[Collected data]
_____
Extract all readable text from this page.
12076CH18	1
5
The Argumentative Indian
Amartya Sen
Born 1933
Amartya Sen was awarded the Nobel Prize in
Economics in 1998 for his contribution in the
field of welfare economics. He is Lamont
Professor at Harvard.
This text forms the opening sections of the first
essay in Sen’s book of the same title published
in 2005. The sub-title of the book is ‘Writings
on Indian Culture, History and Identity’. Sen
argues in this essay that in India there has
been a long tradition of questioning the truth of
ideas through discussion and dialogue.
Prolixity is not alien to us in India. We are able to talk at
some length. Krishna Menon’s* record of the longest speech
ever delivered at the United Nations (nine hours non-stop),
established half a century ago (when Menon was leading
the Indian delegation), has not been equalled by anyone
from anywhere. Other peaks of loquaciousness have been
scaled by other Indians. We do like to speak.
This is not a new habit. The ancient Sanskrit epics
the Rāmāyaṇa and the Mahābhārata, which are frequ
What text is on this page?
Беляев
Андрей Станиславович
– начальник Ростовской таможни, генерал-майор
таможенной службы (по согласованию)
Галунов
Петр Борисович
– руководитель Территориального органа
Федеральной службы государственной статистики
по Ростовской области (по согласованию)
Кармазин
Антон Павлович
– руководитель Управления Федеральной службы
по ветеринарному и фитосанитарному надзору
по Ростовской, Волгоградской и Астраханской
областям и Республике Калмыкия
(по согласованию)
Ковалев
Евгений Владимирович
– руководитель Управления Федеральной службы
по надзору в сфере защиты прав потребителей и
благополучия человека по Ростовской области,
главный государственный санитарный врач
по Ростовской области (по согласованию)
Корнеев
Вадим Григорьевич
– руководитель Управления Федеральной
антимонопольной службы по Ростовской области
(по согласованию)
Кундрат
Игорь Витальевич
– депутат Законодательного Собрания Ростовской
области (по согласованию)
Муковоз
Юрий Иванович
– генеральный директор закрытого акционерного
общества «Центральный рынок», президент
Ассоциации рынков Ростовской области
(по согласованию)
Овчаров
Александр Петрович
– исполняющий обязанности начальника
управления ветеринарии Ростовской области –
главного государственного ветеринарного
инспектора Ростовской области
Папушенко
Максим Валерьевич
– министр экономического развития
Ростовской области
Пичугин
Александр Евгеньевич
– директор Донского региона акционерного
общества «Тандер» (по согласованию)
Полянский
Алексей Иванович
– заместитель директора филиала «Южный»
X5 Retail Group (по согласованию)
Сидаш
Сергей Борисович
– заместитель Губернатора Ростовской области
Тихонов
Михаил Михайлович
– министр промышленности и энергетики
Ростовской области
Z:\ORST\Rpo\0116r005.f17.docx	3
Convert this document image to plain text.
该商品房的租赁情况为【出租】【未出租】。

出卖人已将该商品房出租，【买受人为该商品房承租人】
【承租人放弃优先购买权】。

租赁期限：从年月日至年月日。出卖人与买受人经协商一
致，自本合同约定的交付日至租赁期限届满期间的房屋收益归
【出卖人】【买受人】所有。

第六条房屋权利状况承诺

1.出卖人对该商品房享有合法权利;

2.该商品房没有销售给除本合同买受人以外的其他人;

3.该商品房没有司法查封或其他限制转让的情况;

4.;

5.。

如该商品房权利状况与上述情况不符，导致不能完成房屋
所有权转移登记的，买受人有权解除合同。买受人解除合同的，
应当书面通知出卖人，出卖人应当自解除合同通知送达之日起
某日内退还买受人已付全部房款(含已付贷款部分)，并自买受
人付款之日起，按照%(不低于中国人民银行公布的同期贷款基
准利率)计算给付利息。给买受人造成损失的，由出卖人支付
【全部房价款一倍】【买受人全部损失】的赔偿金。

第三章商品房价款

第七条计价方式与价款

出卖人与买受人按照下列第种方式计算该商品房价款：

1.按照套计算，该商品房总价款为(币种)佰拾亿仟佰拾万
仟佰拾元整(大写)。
_____
◆ **Directive**:
Return all of the entries exactly as they were supplied.

◆ **Task solution**:
Extract all readable text from this page.
12076CH18	1
5
The Argumentative Indian
Amartya Sen
Born 1933
Amartya Sen was awarded the Nobel Prize in
Economics in 1998 for his contribution in the
field of welfare economics. He is Lamont
Professor at Harvard.
This text forms the opening sections of the first
essay in Sen’s book of the same title published
in 2005. The sub-title of the book is ‘Writings
on Indian Culture, History and Identity’. Sen
argues in this essay that in India there has
been a long tradition of questioning the truth of
ideas through discussion and dialogue.
Prolixity is not alien to us in India. We are able to talk at
some length. Krishna Menon’s* record of the longest speech
ever delivered at the United Nations (nine hours non-stop),
established half a century ago (when Menon was leading
the Indian delegation), has not been equalled by anyone
from anywhere. Other peaks of loquaciousness have been
scaled by other Indians. We do like to speak.
This is not a new habit. The ancient Sanskrit epics
the Rāmāyaṇa and the Mahābhārata, which are frequ
What text is on this page?
Беляев
Андрей Станиславович
– начальник Ростовской таможни, генерал-майор
таможенной службы (по согласованию)
Галунов
Петр Борисович
– руководитель Территориального органа
Федеральной службы государственной статистики
по Ростовской области (по согласованию)
Кармазин
Антон Павлович
– руководитель Управления Федеральной службы
по ветеринарному и фитосанитарному надзору
по Ростовской, Волгоградской и Астраханской
областям и Республике Калмыкия
(по согласованию)
Ковалев
Евгений Владимирович
– руководитель Управления Федеральной службы
по надзору в сфере защиты прав потребителей и
благополучия человека по Ростовской области,
главный государственный санитарный врач
по Ростовской области (по согласованию)
Корнеев
Вадим Григорьевич
– руководитель Управления Федеральной
антимонопольной службы по Ростовской области
(по согласованию)
Кундрат
Игорь Витальевич
– депутат Законодательного Собрания Ростовской
области (по согласованию)
Муковоз
Юрий Иванович
– генеральный директор закрытого акционерного
общества «Центральный рынок», президент
Ассоциации рынков Ростовской области
(по согласованию)
Овчаров
Александр Петрович
– исполняющий обязанности начальника
управления ветеринарии Ростовской области –
главного государственного ветеринарного
инспектора Ростовской области
Папушенко
Максим Валерьевич
– министр экономического развития
Ростовской области
Пичугин
Александр Евгеньевич
– директор Донского региона акционерного
общества «Тандер» (по согласованию)
Полянский
Алексей Иванович
– заместитель директора филиала «Южный»
X5 Retail Group (по согласованию)
Сидаш
Сергей Борисович
– заместитель Губернатора Ростовской области
Тихонов
Михаил Михайлович
– министр промышленности и энергетики
Ростовской области
Z:\ORST\Rpo\0116r005.f17.docx	3
Convert this document image to plain text.
该商品房的租赁情况为【出租】【未出租】。

出卖人已将该商品房出租，【买受人为该商品房承租人】
【承租人放弃优先购买权】。

租赁期限：从年月日至年月日。出卖人与买受人经协商一
致，自本合同约定的交付日至租赁期限届满期间的房屋收益归
【出卖人】【买受人】所有。

第六条房屋权利状况承诺

1.出卖人对该商品房享有合法权利;

2.该商品房没有销售给除本合同买受人以外的其他人;

3.该商品房没有司法查封或其他限制转让的情况;

4.;

5.。

如该商品房权利状况与上述情况不符，导致不能完成房屋
所有权转移登记的，买受人有权解除合同。买受人解除合同的，
应当书面通知出卖人，出卖人应当自解除合同通知送达之日起
某日内退还买受人已付全部房款(含已付贷款部分)，并自买受
人付款之日起，按照%(不低于中国人民银行公布的同期贷款基
准利率)计算给付利息。给买受人造成损失的，由出卖人支付
【全部房价款一倍】【买受人全部损失】的赔偿金。

第三章商品房价款

第七条计价方式与价款

出卖人与买受人按照下列第种方式计算该商品房价款：

1.按照套计算，该商品房总价款为(币种)佰拾亿仟佰拾万
仟佰拾元整(大写)。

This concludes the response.